| Stated task |
State the number of lines in these records holding "целевых". Say nothing more.

| Dataset entries |
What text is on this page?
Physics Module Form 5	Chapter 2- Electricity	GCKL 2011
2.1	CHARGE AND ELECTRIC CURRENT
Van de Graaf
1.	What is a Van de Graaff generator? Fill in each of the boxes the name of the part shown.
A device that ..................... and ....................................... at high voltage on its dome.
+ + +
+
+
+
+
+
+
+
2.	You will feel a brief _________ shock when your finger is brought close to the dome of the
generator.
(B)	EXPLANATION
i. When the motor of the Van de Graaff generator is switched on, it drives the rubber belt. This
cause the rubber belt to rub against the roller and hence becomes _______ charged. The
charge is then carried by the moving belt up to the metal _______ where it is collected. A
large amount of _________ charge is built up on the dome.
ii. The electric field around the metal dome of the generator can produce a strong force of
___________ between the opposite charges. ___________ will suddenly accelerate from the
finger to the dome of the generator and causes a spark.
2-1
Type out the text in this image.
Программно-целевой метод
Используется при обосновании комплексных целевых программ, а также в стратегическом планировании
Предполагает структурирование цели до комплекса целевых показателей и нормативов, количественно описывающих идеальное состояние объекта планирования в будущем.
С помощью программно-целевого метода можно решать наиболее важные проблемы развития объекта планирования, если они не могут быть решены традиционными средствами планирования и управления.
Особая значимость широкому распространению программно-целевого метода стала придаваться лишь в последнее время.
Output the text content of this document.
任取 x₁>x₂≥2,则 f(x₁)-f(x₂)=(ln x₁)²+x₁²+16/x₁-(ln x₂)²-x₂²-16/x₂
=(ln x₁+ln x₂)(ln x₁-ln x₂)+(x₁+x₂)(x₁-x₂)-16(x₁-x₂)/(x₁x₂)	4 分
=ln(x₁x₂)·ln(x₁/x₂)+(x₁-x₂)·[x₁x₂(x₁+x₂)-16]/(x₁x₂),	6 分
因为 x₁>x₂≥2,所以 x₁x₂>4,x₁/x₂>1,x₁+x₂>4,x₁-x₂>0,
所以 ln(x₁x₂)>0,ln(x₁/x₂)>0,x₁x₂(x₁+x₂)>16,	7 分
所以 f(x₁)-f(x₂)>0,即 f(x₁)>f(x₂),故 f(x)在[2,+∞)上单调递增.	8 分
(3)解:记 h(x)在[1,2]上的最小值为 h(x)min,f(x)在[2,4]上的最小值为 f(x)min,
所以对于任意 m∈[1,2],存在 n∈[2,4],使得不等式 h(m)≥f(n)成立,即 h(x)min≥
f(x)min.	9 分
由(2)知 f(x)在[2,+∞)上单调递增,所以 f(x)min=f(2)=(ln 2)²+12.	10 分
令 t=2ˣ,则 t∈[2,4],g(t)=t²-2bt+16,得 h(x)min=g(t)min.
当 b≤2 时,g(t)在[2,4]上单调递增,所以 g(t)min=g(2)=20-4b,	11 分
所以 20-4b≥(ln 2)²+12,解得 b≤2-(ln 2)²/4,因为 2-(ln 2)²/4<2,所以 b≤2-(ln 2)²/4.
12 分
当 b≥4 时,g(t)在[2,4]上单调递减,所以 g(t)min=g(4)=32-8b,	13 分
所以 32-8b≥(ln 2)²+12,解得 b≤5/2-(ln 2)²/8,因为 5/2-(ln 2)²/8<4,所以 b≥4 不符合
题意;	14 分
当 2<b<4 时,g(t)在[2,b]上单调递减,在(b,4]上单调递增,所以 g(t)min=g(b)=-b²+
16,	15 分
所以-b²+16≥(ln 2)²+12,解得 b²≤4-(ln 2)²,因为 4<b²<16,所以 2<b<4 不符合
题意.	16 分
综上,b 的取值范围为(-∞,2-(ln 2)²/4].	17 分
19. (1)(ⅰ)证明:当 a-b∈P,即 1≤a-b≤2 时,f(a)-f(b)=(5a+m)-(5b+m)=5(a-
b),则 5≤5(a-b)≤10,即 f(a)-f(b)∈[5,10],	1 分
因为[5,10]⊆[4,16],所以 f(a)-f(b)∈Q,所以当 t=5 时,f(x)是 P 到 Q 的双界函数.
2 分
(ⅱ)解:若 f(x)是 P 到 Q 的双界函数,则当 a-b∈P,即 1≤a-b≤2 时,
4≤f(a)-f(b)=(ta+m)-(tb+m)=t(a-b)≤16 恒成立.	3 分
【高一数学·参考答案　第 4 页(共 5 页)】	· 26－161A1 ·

| Solution for this exercise |
2